>> begin DATASET EXTRACT

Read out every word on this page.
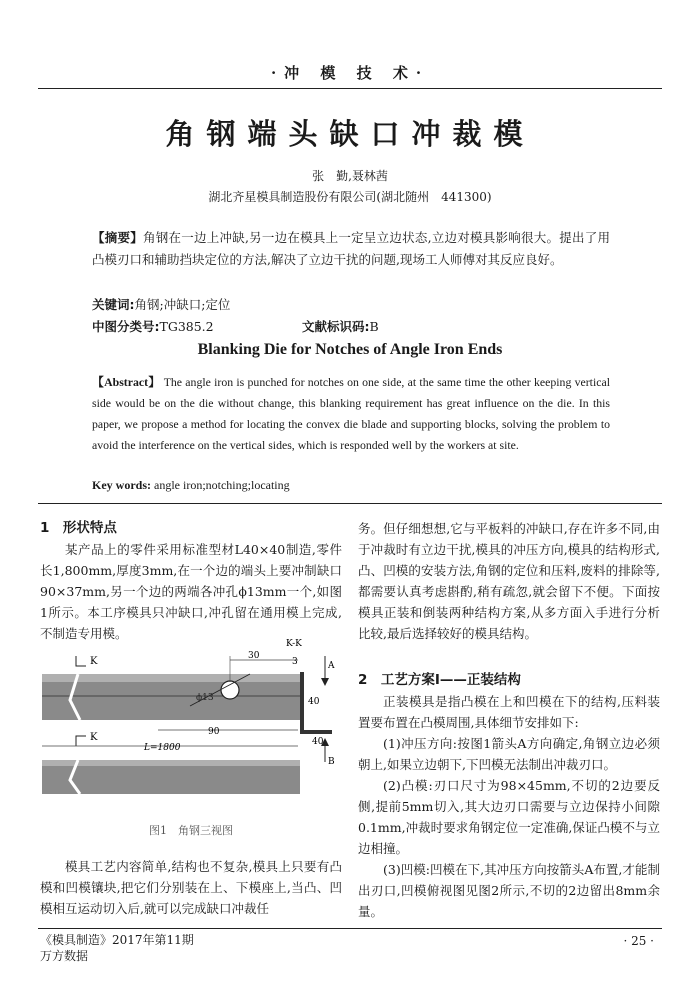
·冲 模 技 术·
角钢端头缺口冲裁模
张　勤,聂林茜
湖北齐星模具制造股份有限公司(湖北随州　441300)
【摘要】角钢在一边上冲缺,另一边在模具上一定呈立边状态,立边对模具影响很大。提出了用凸模刃口和辅助挡块定位的方法,解决了立边干扰的问题,现场工人师傅对其反应良好。
关键词:角钢;冲缺口;定位
中图分类号:TG385.2	文献标识码:B
Blanking Die for Notches of Angle Iron Ends
【Abstract】 The angle iron is punched for notches on one side, at the same time the other keeping vertical side would be on the die without change, this blanking requirement has great influence on the die. In this paper, we propose a method for locating the convex die blade and supporting blocks, solving the problem to avoid the interference on the vertical sides, which is responded well by the workers at site.
Key words: angle iron;notching;locating
1　形状特点

某产品上的零件采用标准型材L40×40制造,零件长1,800mm,厚度3mm,在一个边的端头上要冲制缺口90×37mm,另一个边的两端各冲孔ϕ13mm一个,如图1所示。本工序模具只冲缺口,冲孔留在通用模上完成,不制造专用模。

ϕ13
30
K
K	90
L=1800
K-K
3
40
40
A
B
图1　角钢三视图

模具工艺内容简单,结构也不复杂,模具上只要有凸模和凹模镶块,把它们分别装在上、下模座上,当凸、凹模相互运动切入后,就可以完成缺口冲裁任

务。但仔细想想,它与平板料的冲缺口,存在许多不同,由于冲裁时有立边干扰,模具的冲压方向,模具的结构形式,凸、凹模的安装方法,角钢的定位和压料,废料的排除等,都需要认真考虑斟酌,稍有疏忽,就会留下不便。下面按模具正装和倒装两种结构方案,从多方面入手进行分析比较,最后选择较好的模具结构。

2　工艺方案Ⅰ——正装结构

正装模具是指凸模在上和凹模在下的结构,压料装置要布置在凸模周围,具体细节安排如下:

(1)冲压方向:按图1箭头A方向确定,角钢立边必须朝上,如果立边朝下,下凹模无法制出冲裁刃口。

(2)凸模:刃口尺寸为98×45mm,不切的2边要反侧,提前5mm切入,其大边刃口需要与立边保持小间隙0.1mm,冲裁时要求角钢定位一定准确,保证凸模不与立边相撞。

(3)凹模:凹模在下,其冲压方向按箭头A布置,才能制出刃口,凹模俯视图见图2所示,不切的2边留出8mm余量。

《模具制造》2017年第11期
万方数据
· 25 ·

>> end DATASET EXTRACT

• [WORK TO BE COMPLETED]:
Pick out the lines that have the word "locating". Copy them all.

• [ANSWER TO THE PROBLEM]:
【Abstract】 The angle iron is punched for notches on one side, at the same time the other keeping vertical side would be on the die without change, this blanking requirement has great influence on the die. In this paper, we propose a method for locating the convex die blade and supporting blocks, solving the problem to avoid the interference on the vertical sides, which is responded well by the workers at site.
Key words: angle iron;notching;locating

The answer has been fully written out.